══ EXTRACT TO READ

Custom MATLAB S-function enabling real-time communication with hardware kernel peripherals — high-priority I/O for hardware-in-the-loop simulation and control.

MATLAB S-functions are the standard extension point for adding custom blocks to Simulink simulations. This implementation goes further: it accesses kernel peripherals at the OS level, enabling high-priority I/O that is necessary for hardware-in-the-loop (HIL) testing where timing matters.

What It Enables

The S-function wraps low-level system calls to give Simulink blocks direct access to hardware I/O channels — serial ports, GPIO, DAQ cards — without going through MATLAB's standard toolbox layer. The main advantage is timing: by running at kernel priority rather than userspace priority, the communication loop is less susceptible to jitter from OS scheduling.

This matters in control systems research where the simulation clock and the physical hardware need to stay synchronized within milliseconds. A userspace serial port write can be delayed 10–100ms by the OS scheduler; a kernel-priority call is predictable at sub-millisecond resolution.

════
══ STORED DATA

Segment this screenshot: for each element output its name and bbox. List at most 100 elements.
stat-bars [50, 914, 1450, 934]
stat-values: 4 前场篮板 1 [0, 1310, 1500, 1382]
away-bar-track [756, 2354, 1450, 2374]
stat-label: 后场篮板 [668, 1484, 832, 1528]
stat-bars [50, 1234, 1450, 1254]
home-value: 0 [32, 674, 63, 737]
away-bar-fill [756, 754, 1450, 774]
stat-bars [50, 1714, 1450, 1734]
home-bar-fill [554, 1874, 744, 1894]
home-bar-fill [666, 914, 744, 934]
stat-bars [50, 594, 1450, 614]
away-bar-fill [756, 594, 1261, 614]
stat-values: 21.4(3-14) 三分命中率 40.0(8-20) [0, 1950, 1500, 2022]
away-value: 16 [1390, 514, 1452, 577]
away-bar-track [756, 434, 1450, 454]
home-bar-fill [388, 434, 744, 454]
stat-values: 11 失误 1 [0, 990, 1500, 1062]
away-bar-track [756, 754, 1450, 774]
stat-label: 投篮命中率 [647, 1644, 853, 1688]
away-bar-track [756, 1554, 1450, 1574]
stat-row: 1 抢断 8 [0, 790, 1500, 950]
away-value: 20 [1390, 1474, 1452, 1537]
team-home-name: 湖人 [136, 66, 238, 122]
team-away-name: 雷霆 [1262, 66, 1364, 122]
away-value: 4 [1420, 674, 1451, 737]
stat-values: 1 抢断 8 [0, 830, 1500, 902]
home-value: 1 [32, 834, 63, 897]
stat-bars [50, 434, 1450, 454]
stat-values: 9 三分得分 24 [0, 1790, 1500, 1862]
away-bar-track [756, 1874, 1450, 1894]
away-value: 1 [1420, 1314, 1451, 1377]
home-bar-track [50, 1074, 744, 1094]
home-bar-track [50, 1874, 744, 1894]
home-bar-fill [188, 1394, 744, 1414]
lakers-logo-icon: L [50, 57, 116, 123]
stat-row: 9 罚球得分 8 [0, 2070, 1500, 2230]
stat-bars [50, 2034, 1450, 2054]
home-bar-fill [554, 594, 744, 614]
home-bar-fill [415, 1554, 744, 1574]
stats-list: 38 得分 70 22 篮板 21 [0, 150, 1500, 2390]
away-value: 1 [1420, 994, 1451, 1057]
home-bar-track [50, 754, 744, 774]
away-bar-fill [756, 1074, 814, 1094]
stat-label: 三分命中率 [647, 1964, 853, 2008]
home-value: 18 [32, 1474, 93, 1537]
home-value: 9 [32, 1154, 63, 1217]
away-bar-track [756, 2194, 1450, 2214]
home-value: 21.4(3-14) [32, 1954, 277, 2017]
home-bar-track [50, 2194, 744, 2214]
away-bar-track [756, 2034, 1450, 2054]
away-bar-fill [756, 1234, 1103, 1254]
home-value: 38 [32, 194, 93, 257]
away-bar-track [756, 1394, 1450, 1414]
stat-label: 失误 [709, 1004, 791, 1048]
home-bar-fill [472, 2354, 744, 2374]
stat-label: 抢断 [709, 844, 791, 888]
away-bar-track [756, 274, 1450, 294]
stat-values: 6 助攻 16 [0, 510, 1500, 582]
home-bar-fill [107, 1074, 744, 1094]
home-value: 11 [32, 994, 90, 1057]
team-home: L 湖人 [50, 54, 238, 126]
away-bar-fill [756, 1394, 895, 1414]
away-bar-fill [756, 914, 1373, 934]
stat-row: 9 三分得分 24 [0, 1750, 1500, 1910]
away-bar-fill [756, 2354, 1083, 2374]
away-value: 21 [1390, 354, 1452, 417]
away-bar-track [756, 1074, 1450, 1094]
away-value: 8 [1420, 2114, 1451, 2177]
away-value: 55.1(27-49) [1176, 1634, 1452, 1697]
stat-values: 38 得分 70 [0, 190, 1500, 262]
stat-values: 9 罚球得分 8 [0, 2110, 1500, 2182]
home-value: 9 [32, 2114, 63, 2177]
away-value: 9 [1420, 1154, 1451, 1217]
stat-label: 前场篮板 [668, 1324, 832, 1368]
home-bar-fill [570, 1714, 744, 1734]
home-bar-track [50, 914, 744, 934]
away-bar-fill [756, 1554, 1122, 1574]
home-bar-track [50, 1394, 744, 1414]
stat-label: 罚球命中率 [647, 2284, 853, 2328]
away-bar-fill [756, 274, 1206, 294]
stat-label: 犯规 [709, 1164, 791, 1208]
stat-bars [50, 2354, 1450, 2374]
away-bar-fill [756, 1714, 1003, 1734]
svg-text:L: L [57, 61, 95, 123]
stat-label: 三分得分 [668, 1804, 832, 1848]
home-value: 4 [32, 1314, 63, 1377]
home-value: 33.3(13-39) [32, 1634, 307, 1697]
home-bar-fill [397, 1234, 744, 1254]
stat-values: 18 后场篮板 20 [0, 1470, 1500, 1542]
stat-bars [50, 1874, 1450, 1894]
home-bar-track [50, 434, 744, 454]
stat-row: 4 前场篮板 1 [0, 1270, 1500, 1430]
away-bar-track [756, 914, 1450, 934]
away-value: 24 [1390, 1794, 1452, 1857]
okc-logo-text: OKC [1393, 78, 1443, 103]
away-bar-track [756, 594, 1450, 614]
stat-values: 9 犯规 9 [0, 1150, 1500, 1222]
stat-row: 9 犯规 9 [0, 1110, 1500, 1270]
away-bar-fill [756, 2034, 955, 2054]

════

*COMPLETE THE FOLLOWING*
- A) According to the S-function text, how long can the OS scheduler delay a userspace serial port write?
- B) Carry on the S-function text past its final sentence.
The records are separate material from the S-function text.

*ANSWERS BELOW*
- A) By 10–100ms.

- B)
Use Case

Built during robotics and control system research at SFU, where Simulink models needed to communicate with embedded controllers in real-time test rigs. The S-function allowed us to close control loops between the MATLAB simulation and physical hardware without building a separate embedded interface layer.

Structure

The S-function implements the standard four callback methods (mdlInitializeSizes, mdlStart, mdlOutputs, mdlTerminate) plus the kernel peripheral access through the appropriate platform-specific calls. Works on Linux with real-time kernel patches applied.